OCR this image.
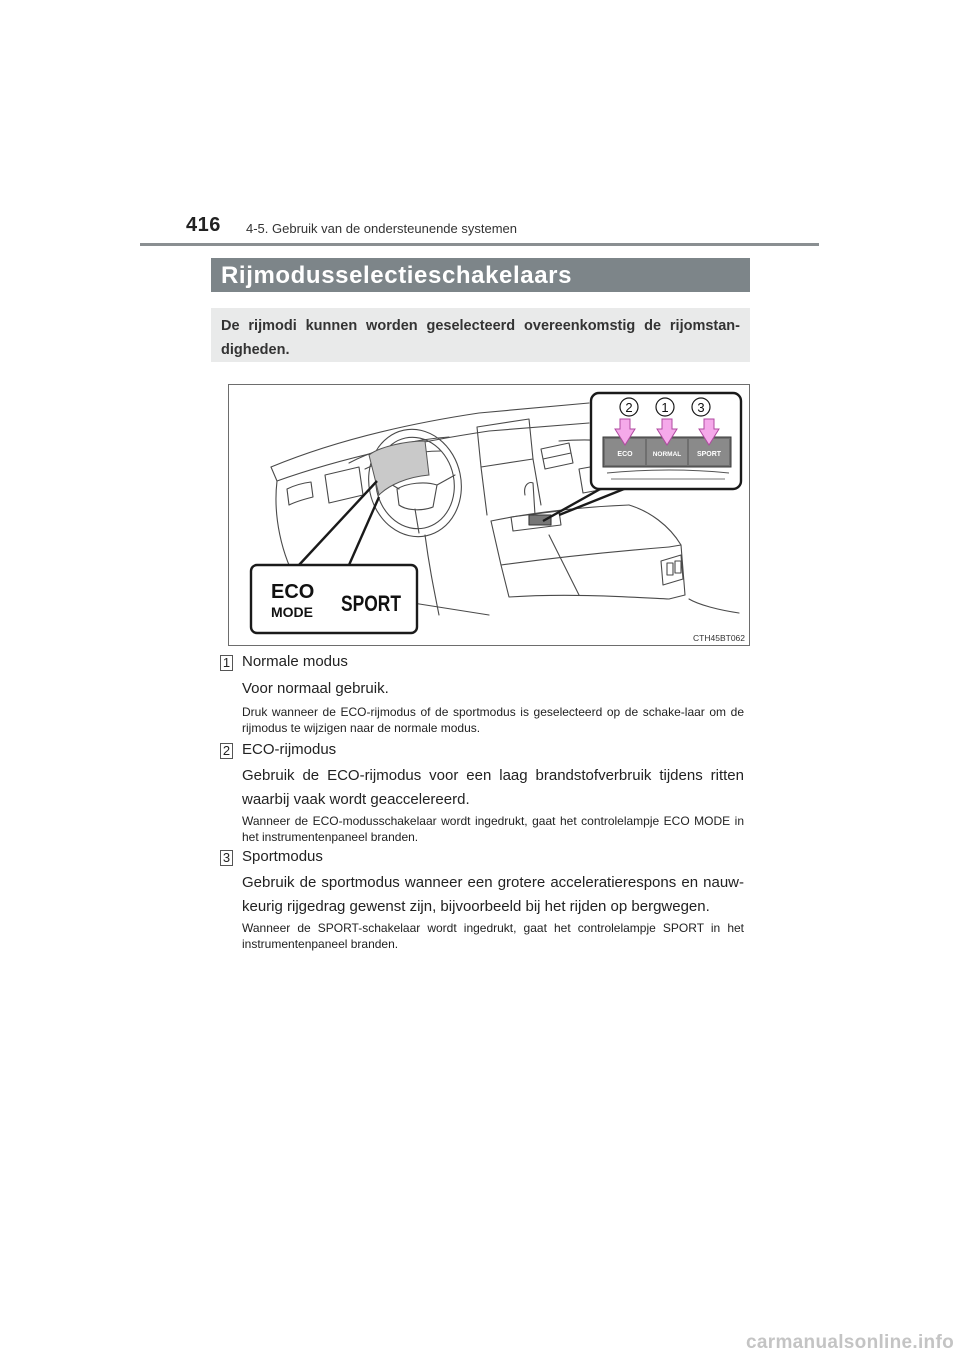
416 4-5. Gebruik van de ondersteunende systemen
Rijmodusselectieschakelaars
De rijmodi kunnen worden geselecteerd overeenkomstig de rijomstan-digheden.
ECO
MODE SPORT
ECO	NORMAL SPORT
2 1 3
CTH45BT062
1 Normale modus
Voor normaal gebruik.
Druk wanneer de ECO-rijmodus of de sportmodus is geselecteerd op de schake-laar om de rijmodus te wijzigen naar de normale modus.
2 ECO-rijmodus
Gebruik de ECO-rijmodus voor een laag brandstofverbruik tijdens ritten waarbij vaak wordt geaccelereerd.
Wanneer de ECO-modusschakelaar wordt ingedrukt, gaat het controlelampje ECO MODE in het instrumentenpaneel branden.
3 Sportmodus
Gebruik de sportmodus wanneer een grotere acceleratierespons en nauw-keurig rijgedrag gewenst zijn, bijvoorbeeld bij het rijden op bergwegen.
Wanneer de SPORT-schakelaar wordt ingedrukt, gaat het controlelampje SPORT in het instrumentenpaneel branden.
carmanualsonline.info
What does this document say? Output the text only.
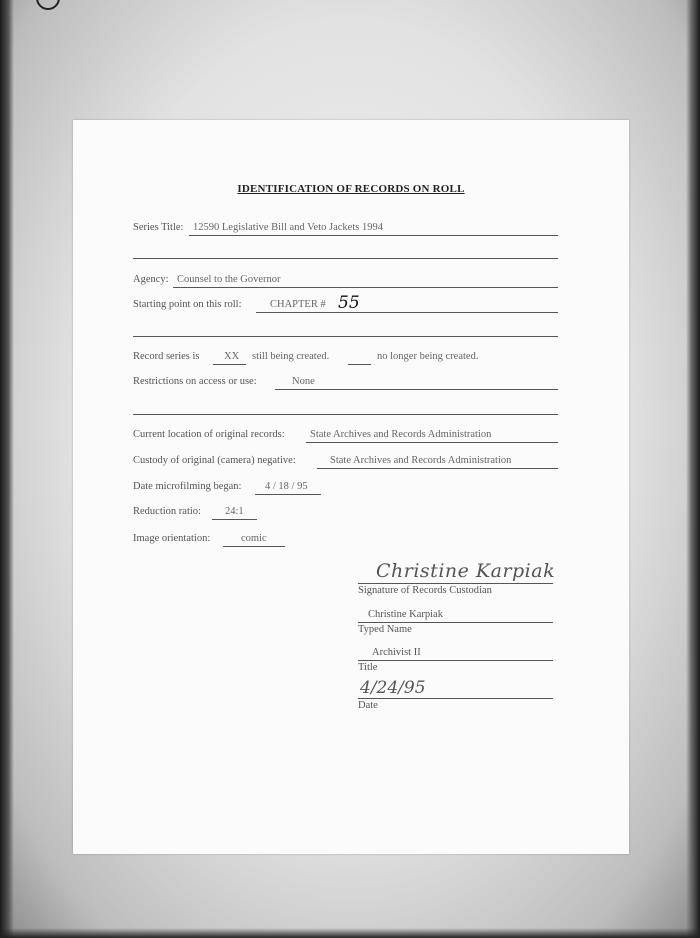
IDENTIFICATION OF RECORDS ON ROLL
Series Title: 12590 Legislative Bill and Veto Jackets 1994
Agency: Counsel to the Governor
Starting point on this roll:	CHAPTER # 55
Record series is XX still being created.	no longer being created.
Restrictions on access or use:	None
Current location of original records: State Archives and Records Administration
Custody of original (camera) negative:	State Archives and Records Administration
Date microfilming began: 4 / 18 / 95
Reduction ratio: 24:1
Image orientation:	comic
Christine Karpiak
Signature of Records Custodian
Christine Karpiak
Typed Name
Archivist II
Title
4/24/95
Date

> **Request**: Output exactly the lines from the line with "What does this" to the last line of the records, including both, and leave every picture out.

> **Complete output**:
What does this document say? Output the text only.
IDENTIFICATION OF RECORDS ON ROLL
Series Title: 12590 Legislative Bill and Veto Jackets 1994
Agency: Counsel to the Governor
Starting point on this roll:	CHAPTER # 55
Record series is XX still being created.	no longer being created.
Restrictions on access or use:	None
Current location of original records: State Archives and Records Administration
Custody of original (camera) negative:	State Archives and Records Administration
Date microfilming began: 4 / 18 / 95
Reduction ratio: 24:1
Image orientation:	comic
Christine Karpiak
Signature of Records Custodian
Christine Karpiak
Typed Name
Archivist II
Title
4/24/95
Date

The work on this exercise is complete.